**Exercise goal:** Write out all the entries word for word and omit any pictures.

**Exercise data:**

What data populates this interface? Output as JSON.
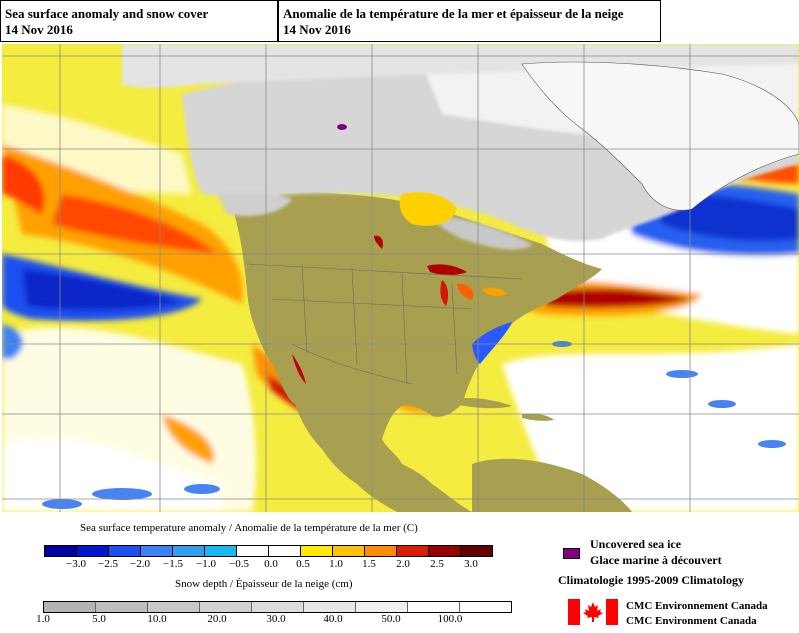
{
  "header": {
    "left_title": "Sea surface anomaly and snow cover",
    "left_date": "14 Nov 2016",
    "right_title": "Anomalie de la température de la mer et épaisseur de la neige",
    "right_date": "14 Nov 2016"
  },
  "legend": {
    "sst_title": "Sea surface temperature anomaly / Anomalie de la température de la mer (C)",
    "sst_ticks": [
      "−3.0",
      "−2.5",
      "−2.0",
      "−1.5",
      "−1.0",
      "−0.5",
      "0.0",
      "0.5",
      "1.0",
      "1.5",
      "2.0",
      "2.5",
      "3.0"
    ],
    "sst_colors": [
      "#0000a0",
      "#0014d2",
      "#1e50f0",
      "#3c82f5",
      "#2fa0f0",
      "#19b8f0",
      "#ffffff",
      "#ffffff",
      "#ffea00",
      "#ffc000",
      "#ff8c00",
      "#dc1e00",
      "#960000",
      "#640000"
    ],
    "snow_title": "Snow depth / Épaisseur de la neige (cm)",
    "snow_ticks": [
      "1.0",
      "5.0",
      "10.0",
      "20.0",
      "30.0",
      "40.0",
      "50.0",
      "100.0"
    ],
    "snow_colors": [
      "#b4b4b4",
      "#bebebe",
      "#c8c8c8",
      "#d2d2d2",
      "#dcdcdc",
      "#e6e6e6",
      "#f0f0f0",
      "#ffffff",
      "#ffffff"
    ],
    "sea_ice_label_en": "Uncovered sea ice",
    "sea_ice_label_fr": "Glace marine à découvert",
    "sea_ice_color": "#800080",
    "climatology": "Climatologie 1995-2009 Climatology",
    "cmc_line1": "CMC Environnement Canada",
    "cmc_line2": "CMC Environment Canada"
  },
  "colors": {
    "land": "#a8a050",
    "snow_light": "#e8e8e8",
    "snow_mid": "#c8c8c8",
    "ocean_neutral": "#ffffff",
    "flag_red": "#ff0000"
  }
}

**Response for this exercise:**
What data populates this interface? Output as JSON.
{
  "header": {
    "left_title": "Sea surface anomaly and snow cover",
    "left_date": "14 Nov 2016",
    "right_title": "Anomalie de la température de la mer et épaisseur de la neige",
    "right_date": "14 Nov 2016"
  },
  "legend": {
    "sst_title": "Sea surface temperature anomaly / Anomalie de la température de la mer (C)",
    "sst_ticks": [
      "−3.0",
      "−2.5",
      "−2.0",
      "−1.5",
      "−1.0",
      "−0.5",
      "0.0",
      "0.5",
      "1.0",
      "1.5",
      "2.0",
      "2.5",
      "3.0"
    ],
    "sst_colors": [
      "#0000a0",
      "#0014d2",
      "#1e50f0",
      "#3c82f5",
      "#2fa0f0",
      "#19b8f0",
      "#ffffff",
      "#ffffff",
      "#ffea00",
      "#ffc000",
      "#ff8c00",
      "#dc1e00",
      "#960000",
      "#640000"
    ],
    "snow_title": "Snow depth / Épaisseur de la neige (cm)",
    "snow_ticks": [
      "1.0",
      "5.0",
      "10.0",
      "20.0",
      "30.0",
      "40.0",
      "50.0",
      "100.0"
    ],
    "snow_colors": [
      "#b4b4b4",
      "#bebebe",
      "#c8c8c8",
      "#d2d2d2",
      "#dcdcdc",
      "#e6e6e6",
      "#f0f0f0",
      "#ffffff",
      "#ffffff"
    ],
    "sea_ice_label_en": "Uncovered sea ice",
    "sea_ice_label_fr": "Glace marine à découvert",
    "sea_ice_color": "#800080",
    "climatology": "Climatologie 1995-2009 Climatology",
    "cmc_line1": "CMC Environnement Canada",
    "cmc_line2": "CMC Environment Canada"
  },
  "colors": {
    "land": "#a8a050",
    "snow_light": "#e8e8e8",
    "snow_mid": "#c8c8c8",
    "ocean_neutral": "#ffffff",
    "flag_red": "#ff0000"
  }
}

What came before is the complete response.